BEGIN
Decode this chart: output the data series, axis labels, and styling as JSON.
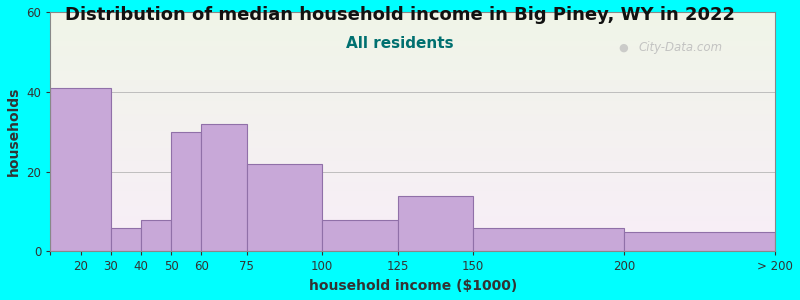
{
  "title": "Distribution of median household income in Big Piney, WY in 2022",
  "subtitle": "All residents",
  "xlabel": "household income ($1000)",
  "ylabel": "households",
  "tick_positions": [
    10,
    20,
    30,
    40,
    50,
    60,
    75,
    100,
    125,
    150,
    200,
    250
  ],
  "tick_labels": [
    "",
    "20",
    "30",
    "40",
    "50",
    "60",
    "75",
    "100",
    "125",
    "150",
    "200",
    "> 200"
  ],
  "bar_lefts": [
    10,
    30,
    40,
    50,
    60,
    75,
    100,
    125,
    150,
    200
  ],
  "bar_rights": [
    30,
    40,
    50,
    60,
    75,
    100,
    125,
    150,
    200,
    250
  ],
  "bar_heights": [
    41,
    6,
    8,
    30,
    32,
    22,
    8,
    14,
    6,
    5
  ],
  "bar_color": "#C8A8D8",
  "bar_edge_color": "#9070A8",
  "ylim": [
    0,
    60
  ],
  "yticks": [
    0,
    20,
    40,
    60
  ],
  "xlim": [
    10,
    250
  ],
  "background_color": "#00FFFF",
  "title_fontsize": 13,
  "subtitle_fontsize": 11,
  "subtitle_color": "#007070",
  "axis_label_fontsize": 10,
  "watermark_text": "City-Data.com",
  "watermark_color": "#BBBBBB"
}
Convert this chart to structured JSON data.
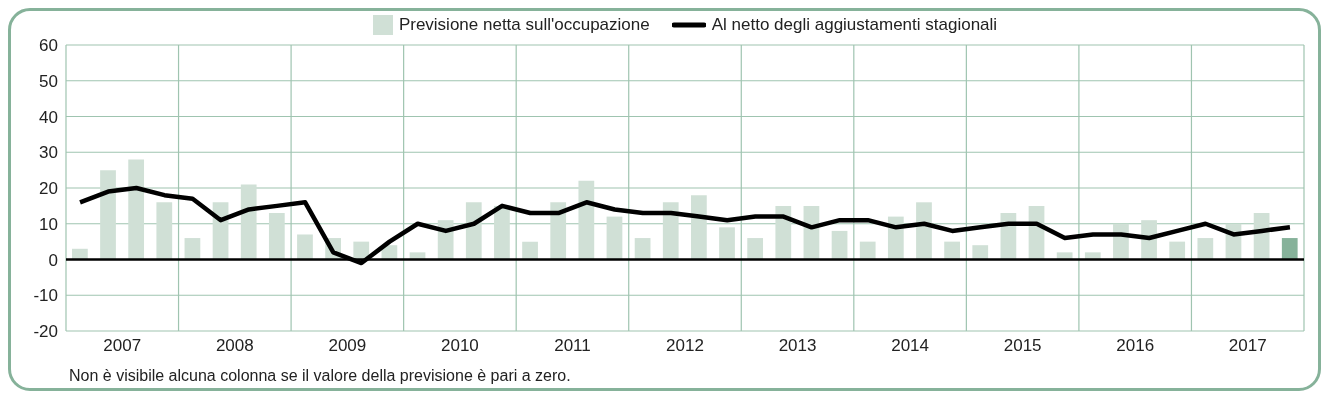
{
  "chart_data": {
    "type": "bar",
    "x": [
      2007.125,
      2007.375,
      2007.625,
      2007.875,
      2008.125,
      2008.375,
      2008.625,
      2008.875,
      2009.125,
      2009.375,
      2009.625,
      2009.875,
      2010.125,
      2010.375,
      2010.625,
      2010.875,
      2011.125,
      2011.375,
      2011.625,
      2011.875,
      2012.125,
      2012.375,
      2012.625,
      2012.875,
      2013.125,
      2013.375,
      2013.625,
      2013.875,
      2014.125,
      2014.375,
      2014.625,
      2014.875,
      2015.125,
      2015.375,
      2015.625,
      2015.875,
      2016.125,
      2016.375,
      2016.625,
      2016.875,
      2017.125,
      2017.375,
      2017.625,
      2017.875
    ],
    "series": [
      {
        "name": "Previsione netta sull'occupazione",
        "color": "#d0e0d6",
        "colors": [
          "#d0e0d6",
          "#d0e0d6",
          "#d0e0d6",
          "#d0e0d6",
          "#d0e0d6",
          "#d0e0d6",
          "#d0e0d6",
          "#d0e0d6",
          "#d0e0d6",
          "#d0e0d6",
          "#d0e0d6",
          "#d0e0d6",
          "#d0e0d6",
          "#d0e0d6",
          "#d0e0d6",
          "#d0e0d6",
          "#d0e0d6",
          "#d0e0d6",
          "#d0e0d6",
          "#d0e0d6",
          "#d0e0d6",
          "#d0e0d6",
          "#d0e0d6",
          "#d0e0d6",
          "#d0e0d6",
          "#d0e0d6",
          "#d0e0d6",
          "#d0e0d6",
          "#d0e0d6",
          "#d0e0d6",
          "#d0e0d6",
          "#d0e0d6",
          "#d0e0d6",
          "#d0e0d6",
          "#d0e0d6",
          "#d0e0d6",
          "#d0e0d6",
          "#d0e0d6",
          "#d0e0d6",
          "#d0e0d6",
          "#d0e0d6",
          "#d0e0d6",
          "#d0e0d6",
          "#86b29a"
        ],
        "values": [
          3,
          25,
          28,
          16,
          6,
          16,
          21,
          13,
          7,
          6,
          5,
          4,
          2,
          11,
          16,
          15,
          5,
          16,
          22,
          12,
          6,
          16,
          18,
          9,
          6,
          15,
          15,
          8,
          5,
          12,
          16,
          5,
          4,
          13,
          15,
          2,
          2,
          10,
          11,
          5,
          6,
          10,
          13,
          6
        ]
      },
      {
        "name": "Al netto degli aggiustamenti stagionali",
        "type": "line",
        "color": "#000000",
        "values": [
          16,
          19,
          20,
          18,
          17,
          11,
          14,
          15,
          16,
          2,
          -1,
          5,
          10,
          8,
          10,
          15,
          13,
          13,
          16,
          14,
          13,
          13,
          12,
          11,
          12,
          12,
          9,
          11,
          11,
          9,
          10,
          8,
          9,
          10,
          10,
          6,
          7,
          7,
          6,
          8,
          10,
          7,
          8,
          9
        ]
      }
    ],
    "xlim": [
      2007,
      2018
    ],
    "xticks": [
      {
        "value": 2007.5,
        "label": "2007"
      },
      {
        "value": 2008,
        "label": null
      },
      {
        "value": 2008.5,
        "label": "2008"
      },
      {
        "value": 2009,
        "label": null
      },
      {
        "value": 2009.5,
        "label": "2009"
      },
      {
        "value": 2010,
        "label": null
      },
      {
        "value": 2010.5,
        "label": "2010"
      },
      {
        "value": 2011,
        "label": null
      },
      {
        "value": 2011.5,
        "label": "2011"
      },
      {
        "value": 2012,
        "label": null
      },
      {
        "value": 2012.5,
        "label": "2012"
      },
      {
        "value": 2013,
        "label": null
      },
      {
        "value": 2013.5,
        "label": "2013"
      },
      {
        "value": 2014,
        "label": null
      },
      {
        "value": 2014.5,
        "label": "2014"
      },
      {
        "value": 2015,
        "label": null
      },
      {
        "value": 2015.5,
        "label": "2015"
      },
      {
        "value": 2016,
        "label": null
      },
      {
        "value": 2016.5,
        "label": "2016"
      },
      {
        "value": 2017,
        "label": null
      },
      {
        "value": 2017.5,
        "label": "2017"
      }
    ],
    "ylim": [
      -20,
      60
    ],
    "yticks": [
      -20,
      -10,
      0,
      10,
      20,
      30,
      40,
      50,
      60
    ],
    "grid": true,
    "legend": "top",
    "ref_lines": [
      {
        "axis": "y",
        "value": 0,
        "color": "#000000"
      }
    ],
    "annotations": [
      "Non è visibile alcuna colonna se il valore della previsione è pari a zero."
    ]
  }
}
END
* **WHAT YOU WILL DO**:
Scan the listing above. Gather each line that contains the word "income".

* **FINAL ANSWER**:
  "title": "Distribution of median household income in Big Piney, WY in 2022",
  "xlabel": "household income ($1000)",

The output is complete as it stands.